:: MATERIAL TO PROCESS ::
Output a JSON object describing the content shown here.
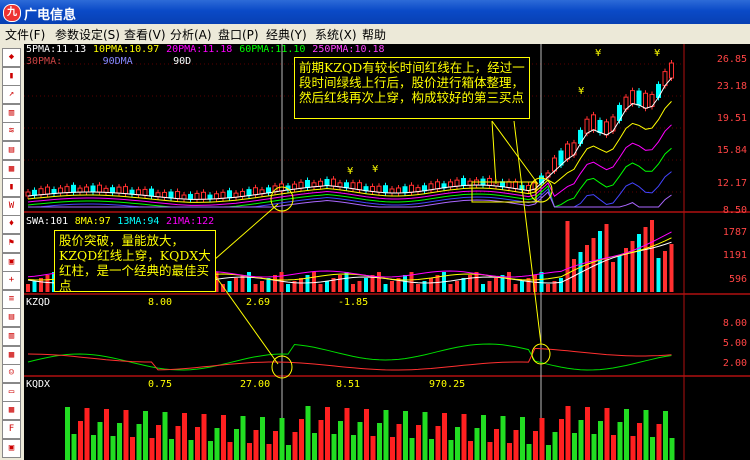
{
  "window": {
    "title": "广电信息",
    "logo_glyph": "九"
  },
  "menu": {
    "items": [
      {
        "label": "文件(F)"
      },
      {
        "label": "参数设定(S)"
      },
      {
        "label": "查看(V)"
      },
      {
        "label": "分析(A)"
      },
      {
        "label": "盘口(P)"
      },
      {
        "label": "经典(Y)"
      },
      {
        "label": "系统(X)"
      },
      {
        "label": "帮助"
      }
    ]
  },
  "toolbar": {
    "icons": [
      "kline-icon",
      "candle-icon",
      "trend-icon",
      "volume-icon",
      "compare-icon",
      "bar-icon",
      "grid-icon",
      "candle-icon",
      "w-icon",
      "bell-icon",
      "flag-icon",
      "calendar-icon",
      "plus-icon",
      "list-icon",
      "news-icon",
      "report-icon",
      "chart-icon",
      "people-icon",
      "doc-icon",
      "table-icon",
      "f10-icon",
      "save-icon"
    ]
  },
  "panels": {
    "price": {
      "ma_labels_row1": [
        {
          "text": "5PMA:11.13",
          "color": "#ffffff"
        },
        {
          "text": "10PMA:10.97",
          "color": "#ffff00"
        },
        {
          "text": "20PMA:11.18",
          "color": "#ff00ff"
        },
        {
          "text": "60PMA:11.10",
          "color": "#00ff00"
        },
        {
          "text": "250PMA:10.18",
          "color": "#ff44ff"
        }
      ],
      "ma_labels_row2": [
        {
          "text": "30PMA:",
          "color": "#cc4444"
        },
        {
          "text": "90DMA",
          "color": "#8888ff"
        },
        {
          "text": "90D",
          "color": "#ffffff"
        }
      ],
      "yaxis": [
        "26.85",
        "23.18",
        "19.51",
        "15.84",
        "12.17",
        "8.50"
      ]
    },
    "volume": {
      "labels": [
        {
          "text": "SWA:101",
          "color": "#ffffff"
        },
        {
          "text": "8MA:97",
          "color": "#ffff00"
        },
        {
          "text": "13MA:94",
          "color": "#00ffff"
        },
        {
          "text": "21MA:122",
          "color": "#ff00ff"
        }
      ],
      "yaxis": [
        "1787",
        "1191",
        "596"
      ]
    },
    "kzqd": {
      "labels": [
        {
          "text": "KZQD",
          "color": "#ffffff"
        },
        {
          "text": "8.00",
          "color": "#ffff00"
        },
        {
          "text": "2.69",
          "color": "#ffff00"
        },
        {
          "text": "-1.85",
          "color": "#ffff00"
        }
      ],
      "yaxis": [
        "8.00",
        "5.00",
        "2.00"
      ]
    },
    "kqdx": {
      "labels": [
        {
          "text": "KQDX",
          "color": "#ffffff"
        },
        {
          "text": "0.75",
          "color": "#ffff00"
        },
        {
          "text": "27.00",
          "color": "#ffff00"
        },
        {
          "text": "8.51",
          "color": "#ffff00"
        },
        {
          "text": "970.25",
          "color": "#ffff00"
        }
      ]
    }
  },
  "annotations": {
    "third_buy": "前期KZQD有较长时间红线在上，经过一段时间绿线上行后，股价进行箱体整理，然后红线再次上穿，构成较好的第三买点",
    "first_buy": "股价突破，量能放大，KZQD红线上穿，KQDX大红柱，是一个经典的最佳买点"
  }
}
:::
_STATED TASK_:
Reproduce the material word for word. Any pictures should be left out of the copy.

_REPLY TO THE TASK_:
Output a JSON object describing the content shown here.
{
  "window": {
    "title": "广电信息",
    "logo_glyph": "九"
  },
  "menu": {
    "items": [
      {
        "label": "文件(F)"
      },
      {
        "label": "参数设定(S)"
      },
      {
        "label": "查看(V)"
      },
      {
        "label": "分析(A)"
      },
      {
        "label": "盘口(P)"
      },
      {
        "label": "经典(Y)"
      },
      {
        "label": "系统(X)"
      },
      {
        "label": "帮助"
      }
    ]
  },
  "toolbar": {
    "icons": [
      "kline-icon",
      "candle-icon",
      "trend-icon",
      "volume-icon",
      "compare-icon",
      "bar-icon",
      "grid-icon",
      "candle-icon",
      "w-icon",
      "bell-icon",
      "flag-icon",
      "calendar-icon",
      "plus-icon",
      "list-icon",
      "news-icon",
      "report-icon",
      "chart-icon",
      "people-icon",
      "doc-icon",
      "table-icon",
      "f10-icon",
      "save-icon"
    ]
  },
  "panels": {
    "price": {
      "ma_labels_row1": [
        {
          "text": "5PMA:11.13",
          "color": "#ffffff"
        },
        {
          "text": "10PMA:10.97",
          "color": "#ffff00"
        },
        {
          "text": "20PMA:11.18",
          "color": "#ff00ff"
        },
        {
          "text": "60PMA:11.10",
          "color": "#00ff00"
        },
        {
          "text": "250PMA:10.18",
          "color": "#ff44ff"
        }
      ],
      "ma_labels_row2": [
        {
          "text": "30PMA:",
          "color": "#cc4444"
        },
        {
          "text": "90DMA",
          "color": "#8888ff"
        },
        {
          "text": "90D",
          "color": "#ffffff"
        }
      ],
      "yaxis": [
        "26.85",
        "23.18",
        "19.51",
        "15.84",
        "12.17",
        "8.50"
      ]
    },
    "volume": {
      "labels": [
        {
          "text": "SWA:101",
          "color": "#ffffff"
        },
        {
          "text": "8MA:97",
          "color": "#ffff00"
        },
        {
          "text": "13MA:94",
          "color": "#00ffff"
        },
        {
          "text": "21MA:122",
          "color": "#ff00ff"
        }
      ],
      "yaxis": [
        "1787",
        "1191",
        "596"
      ]
    },
    "kzqd": {
      "labels": [
        {
          "text": "KZQD",
          "color": "#ffffff"
        },
        {
          "text": "8.00",
          "color": "#ffff00"
        },
        {
          "text": "2.69",
          "color": "#ffff00"
        },
        {
          "text": "-1.85",
          "color": "#ffff00"
        }
      ],
      "yaxis": [
        "8.00",
        "5.00",
        "2.00"
      ]
    },
    "kqdx": {
      "labels": [
        {
          "text": "KQDX",
          "color": "#ffffff"
        },
        {
          "text": "0.75",
          "color": "#ffff00"
        },
        {
          "text": "27.00",
          "color": "#ffff00"
        },
        {
          "text": "8.51",
          "color": "#ffff00"
        },
        {
          "text": "970.25",
          "color": "#ffff00"
        }
      ]
    }
  },
  "annotations": {
    "third_buy": "前期KZQD有较长时间红线在上，经过一段时间绿线上行后，股价进行箱体整理，然后红线再次上穿，构成较好的第三买点",
    "first_buy": "股价突破，量能放大，KZQD红线上穿，KQDX大红柱，是一个经典的最佳买点"
  }
}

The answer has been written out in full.